### DATA FOR PROCESSING
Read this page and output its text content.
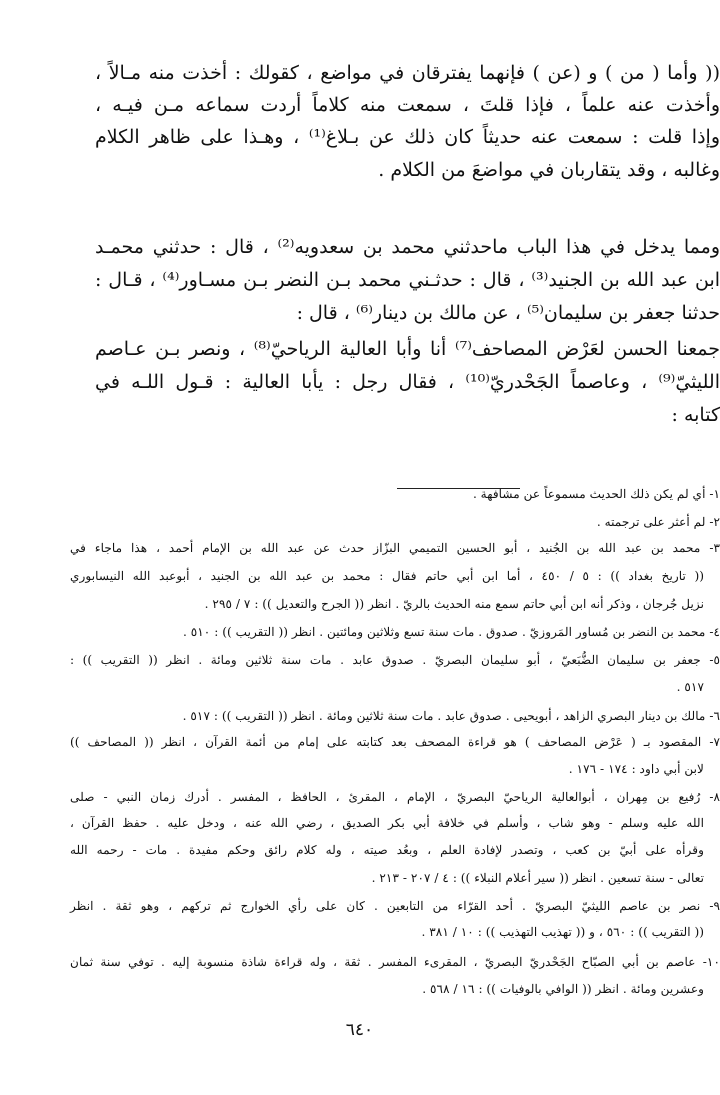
(( وأما ( من ) و (عن ) فإنهما يفترقان في مواضع ، كقولك : أخذت منه مـالاً ،
وأخذت عنه علماً ، فإذا قلتَ ، سمعت منه كلاماً أردت سماعه مـن فيـه ،
وإذا قلت : سمعت عنه حديثاً كان ذلك عن بـلاغ⁽¹⁾ ، وهـذا على ظاهر الكلام
وغالبه ، وقد يتقاربان في مواضعَ من الكلام .
ومما يدخل في هذا الباب ماحدثني محمد بن سعدويه⁽²⁾ ، قال : حدثني محمـد
ابن عبد الله بن الجنيد⁽³⁾ ، قال : حدثـني محمد بـن النضر بـن مسـاور⁽⁴⁾ ، قـال :
حدثنا جعفر بن سليمان⁽⁵⁾ ، عن مالك بن دينار⁽⁶⁾ ، قال :
جمعنا الحسن لعَرْض المصاحف⁽⁷⁾ أنا وأبا العالية الرياحيّ⁽⁸⁾ ، ونصر بـن عـاصم
الليثيّ⁽⁹⁾ ، وعاصماً الجَحْدريّ⁽¹⁰⁾ ، فقال رجل : يأبا العالية : قـول اللـه في
كتابه :
١- أي لم يكن ذلك الحديث مسموعاً عن مشافهة .
٢- لم أعثر على ترجمته .
٣- محمد بن عبد الله بن الجُنيد ، أبو الحسين التميمي البزّاز حدث عن عبد الله بن الإمام أحمد ، هذا ماجاء في
(( تاريخ بغداد )) : ٥ / ٤٥٠ ، أما ابن أبي حاتم فقال : محمد بن عبد الله بن الجنيد ، أبوعبد الله النيسابوري
نزيل جُرجان ، وذكر أنه ابن أبي حاتم سمع منه الحديث بالريّ . انظر (( الجرح والتعديل )) : ٧ / ٢٩٥ .
٤- محمد بن النضر بن مُساور المَروزيّ . صدوق . مات سنة تسع وثلاثين ومائتين . انظر (( التقريب )) : ٥١٠ .
٥- جعفر بن سليمان الضُّبَعيّ ، أبو سليمان البصريّ . صدوق عابد . مات سنة ثلاثين ومائة . انظر (( التقريب )) :
٥١٧ .
٦- مالك بن دينار البصري الزاهد ، أبويحيى . صدوق عابد . مات سنة ثلاثين ومائة . انظر (( التقريب )) : ٥١٧ .
٧- المقصود بـ ( عَرْض المصاحف ) هو قراءة المصحف بعد كتابته على إمام من أئمة القرآن ، انظر (( المصاحف ))
لابن أبي داود : ١٧٤ - ١٧٦ .
٨- رُفيع بن مِهران ، أبوالعالية الرياحيّ البصريّ ، الإمام ، المقرئ ، الحافظ ، المفسر . أدرك زمان النبي - صلى
الله عليه وسلم - وهو شاب ، وأسلم في خلافة أبي بكر الصديق ، رضي الله عنه ، ودخل عليه . حفظ القرآن ،
وقرأه على أبيّ بن كعب ، وتصدر لإفادة العلم ، وبعُد صيته ، وله كلام رائق وحكم مفيدة . مات - رحمه الله
تعالى - سنة تسعين . انظر (( سير أعلام النبلاء )) : ٤ / ٢٠٧ - ٢١٣ .
٩- نصر بن عاصم الليثيّ البصريّ . أحد القرّاء من التابعين . كان على رأي الخوارج ثم تركهم ، وهو ثقة . انظر
(( التقريب )) : ٥٦٠ ، و (( تهذيب التهذيب )) : ١٠ / ٣٨١ .
١٠- عاصم بن أبي الصبّاح الجَحْدريّ البصريّ ، المقرىء المفسر . ثقة ، وله قراءة شاذة منسوبة إليه . توفي سنة ثمان
وعشرين ومائة . انظر (( الوافي بالوفيات )) : ١٦ / ٥٦٨ .
٦٤٠
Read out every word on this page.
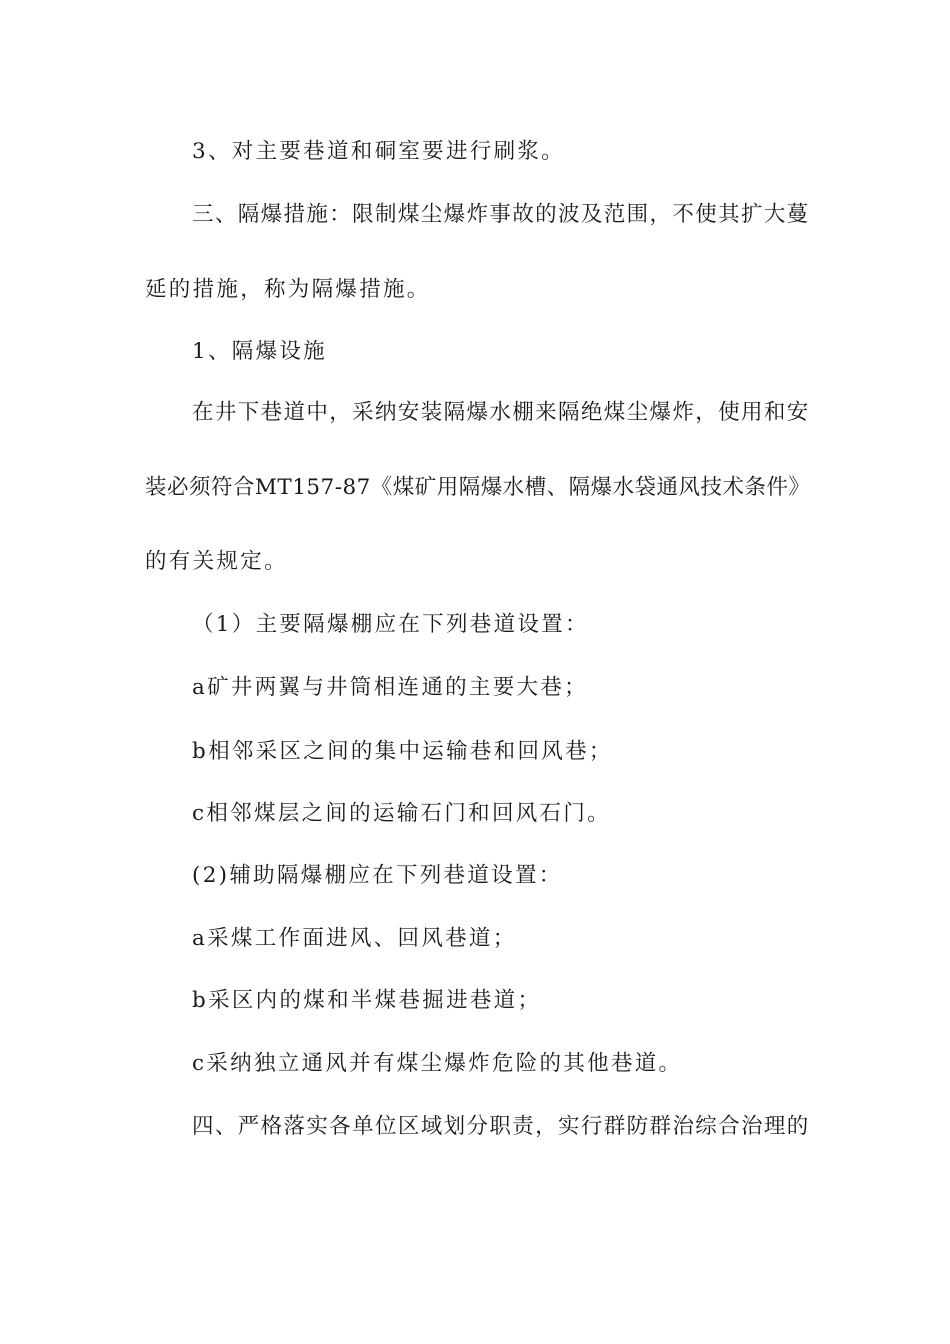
3、对主要巷道和硐室要进行刷浆。

三、隔爆措施：限制煤尘爆炸事故的波及范围，不使其扩大蔓

延的措施，称为隔爆措施。

1、隔爆设施

在井下巷道中，采纳安装隔爆水棚来隔绝煤尘爆炸，使用和安

装必须符合MT157-87《煤矿用隔爆水槽、隔爆水袋通风技术条件》

的有关规定。

（1）主要隔爆棚应在下列巷道设置：

a矿井两翼与井筒相连通的主要大巷；

b相邻采区之间的集中运输巷和回风巷；

c相邻煤层之间的运输石门和回风石门。

(2)辅助隔爆棚应在下列巷道设置：

a采煤工作面进风、回风巷道；

b采区内的煤和半煤巷掘进巷道；

c采纳独立通风并有煤尘爆炸危险的其他巷道。

四、严格落实各单位区域划分职责，实行群防群治综合治理的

### YOUR INSTRUCTIONS
Pick out all the lines with the word "المصاحف" in them and copy them.

### RESULT
جمعنا الحسن لعَرْض المصاحف⁽⁷⁾ أنا وأبا العالية الرياحيّ⁽⁸⁾ ، ونصر بـن عـاصم
٧- المقصود بـ ( عَرْض المصاحف ) هو قراءة المصحف بعد كتابته على إمام من أئمة القرآن ، انظر (( المصاحف ))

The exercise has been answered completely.